*EXERCISE DESCRIPTION:* Look through the material and copy each line holding "两个确立".

Some records:
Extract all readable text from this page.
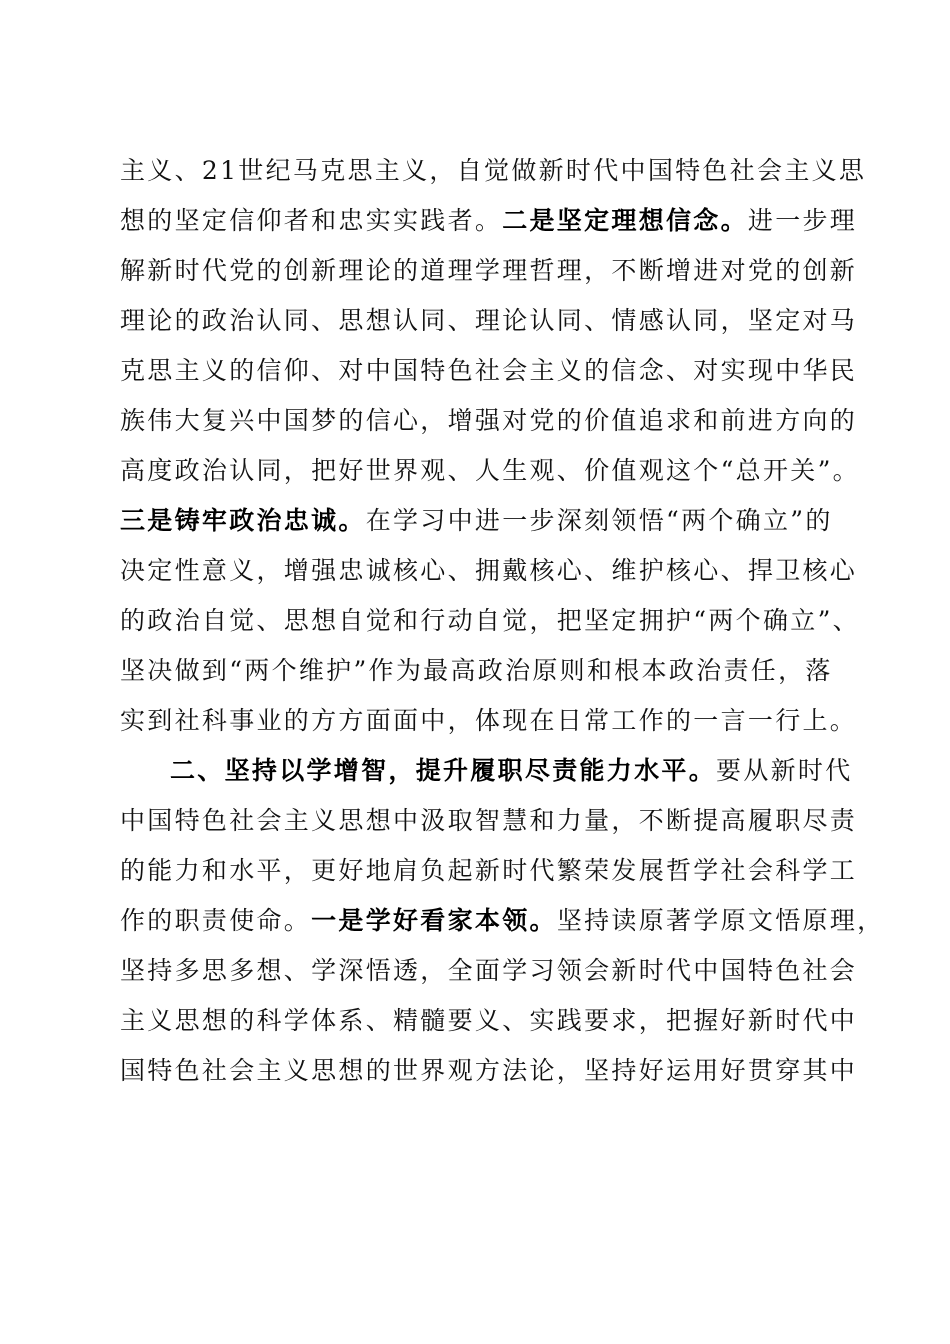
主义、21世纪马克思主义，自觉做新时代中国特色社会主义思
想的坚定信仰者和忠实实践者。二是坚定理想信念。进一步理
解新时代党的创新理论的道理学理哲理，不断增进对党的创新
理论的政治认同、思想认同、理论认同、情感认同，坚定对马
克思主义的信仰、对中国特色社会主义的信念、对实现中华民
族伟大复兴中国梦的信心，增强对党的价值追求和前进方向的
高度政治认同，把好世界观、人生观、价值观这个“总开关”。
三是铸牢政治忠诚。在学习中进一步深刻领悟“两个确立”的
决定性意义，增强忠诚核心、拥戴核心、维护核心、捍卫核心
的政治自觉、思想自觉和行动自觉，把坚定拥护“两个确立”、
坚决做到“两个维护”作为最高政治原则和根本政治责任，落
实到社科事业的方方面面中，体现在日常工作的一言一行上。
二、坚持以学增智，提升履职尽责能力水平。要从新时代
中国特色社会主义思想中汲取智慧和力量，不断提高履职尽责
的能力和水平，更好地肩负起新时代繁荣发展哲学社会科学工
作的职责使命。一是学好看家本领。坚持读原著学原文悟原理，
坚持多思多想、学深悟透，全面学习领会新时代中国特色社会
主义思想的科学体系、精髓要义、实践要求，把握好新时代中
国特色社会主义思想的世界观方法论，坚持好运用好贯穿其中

*TASK RESPONSE:*
三是铸牢政治忠诚。在学习中进一步深刻领悟“两个确立”的
的政治自觉、思想自觉和行动自觉，把坚定拥护“两个确立”、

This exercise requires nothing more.